--- WHAT THE TASK ASKS ---
Every line that contains the word "band" should be copied out.

(Extracted records)
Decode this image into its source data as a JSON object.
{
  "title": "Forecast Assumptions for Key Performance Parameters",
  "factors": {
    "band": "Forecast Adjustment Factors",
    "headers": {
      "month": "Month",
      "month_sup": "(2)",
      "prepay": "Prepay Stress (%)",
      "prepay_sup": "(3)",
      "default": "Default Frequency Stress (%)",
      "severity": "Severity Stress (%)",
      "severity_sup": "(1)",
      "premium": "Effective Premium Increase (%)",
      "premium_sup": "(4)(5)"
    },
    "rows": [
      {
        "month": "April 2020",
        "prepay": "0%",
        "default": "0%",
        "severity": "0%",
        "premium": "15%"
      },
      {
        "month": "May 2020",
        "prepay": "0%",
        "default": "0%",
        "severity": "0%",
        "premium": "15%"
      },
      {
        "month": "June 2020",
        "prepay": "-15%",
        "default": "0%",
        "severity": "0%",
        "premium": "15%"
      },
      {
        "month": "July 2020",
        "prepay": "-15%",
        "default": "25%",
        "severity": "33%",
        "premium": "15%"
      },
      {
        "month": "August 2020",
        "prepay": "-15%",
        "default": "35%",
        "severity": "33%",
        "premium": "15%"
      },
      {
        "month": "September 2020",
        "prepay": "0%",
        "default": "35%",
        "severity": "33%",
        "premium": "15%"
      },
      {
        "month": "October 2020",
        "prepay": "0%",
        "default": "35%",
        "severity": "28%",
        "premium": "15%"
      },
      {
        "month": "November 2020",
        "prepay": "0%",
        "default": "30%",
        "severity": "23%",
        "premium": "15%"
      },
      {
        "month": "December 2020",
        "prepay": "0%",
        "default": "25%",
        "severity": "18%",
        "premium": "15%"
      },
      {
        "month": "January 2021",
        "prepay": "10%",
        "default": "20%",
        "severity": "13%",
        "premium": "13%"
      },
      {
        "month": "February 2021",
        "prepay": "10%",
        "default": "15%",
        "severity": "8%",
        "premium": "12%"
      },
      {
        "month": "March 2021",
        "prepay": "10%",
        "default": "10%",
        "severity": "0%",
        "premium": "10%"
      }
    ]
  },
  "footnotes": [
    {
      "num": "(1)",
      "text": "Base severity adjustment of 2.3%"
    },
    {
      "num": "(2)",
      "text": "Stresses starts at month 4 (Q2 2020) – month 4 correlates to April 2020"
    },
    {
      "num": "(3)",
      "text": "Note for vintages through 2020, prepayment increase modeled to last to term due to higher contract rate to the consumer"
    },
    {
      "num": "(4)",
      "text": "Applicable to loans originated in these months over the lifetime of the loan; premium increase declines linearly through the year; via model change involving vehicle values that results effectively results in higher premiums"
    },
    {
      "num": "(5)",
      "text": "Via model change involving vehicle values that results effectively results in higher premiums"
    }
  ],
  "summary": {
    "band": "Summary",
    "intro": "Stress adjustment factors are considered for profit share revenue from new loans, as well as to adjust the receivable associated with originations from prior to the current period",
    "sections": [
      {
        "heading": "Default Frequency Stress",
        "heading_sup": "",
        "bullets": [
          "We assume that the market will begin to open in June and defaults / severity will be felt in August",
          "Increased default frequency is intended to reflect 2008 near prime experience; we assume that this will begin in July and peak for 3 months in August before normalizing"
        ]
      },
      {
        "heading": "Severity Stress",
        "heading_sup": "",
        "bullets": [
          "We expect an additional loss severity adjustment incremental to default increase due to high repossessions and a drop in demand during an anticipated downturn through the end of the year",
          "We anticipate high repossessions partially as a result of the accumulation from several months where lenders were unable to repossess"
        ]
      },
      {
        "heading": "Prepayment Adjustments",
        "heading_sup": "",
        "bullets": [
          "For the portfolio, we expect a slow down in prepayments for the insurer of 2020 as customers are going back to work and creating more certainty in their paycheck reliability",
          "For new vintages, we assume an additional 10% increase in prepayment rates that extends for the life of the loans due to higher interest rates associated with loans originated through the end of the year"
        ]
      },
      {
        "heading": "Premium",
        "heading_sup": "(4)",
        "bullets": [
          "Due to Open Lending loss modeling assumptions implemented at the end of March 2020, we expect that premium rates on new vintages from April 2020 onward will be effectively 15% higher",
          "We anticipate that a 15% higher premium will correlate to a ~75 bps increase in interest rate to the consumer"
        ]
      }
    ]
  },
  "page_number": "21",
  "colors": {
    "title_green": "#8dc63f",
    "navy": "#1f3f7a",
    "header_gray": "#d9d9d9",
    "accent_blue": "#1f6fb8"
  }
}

--- ANSWER BELOW ---
    "band": "Forecast Adjustment Factors",
    "band": "Summary",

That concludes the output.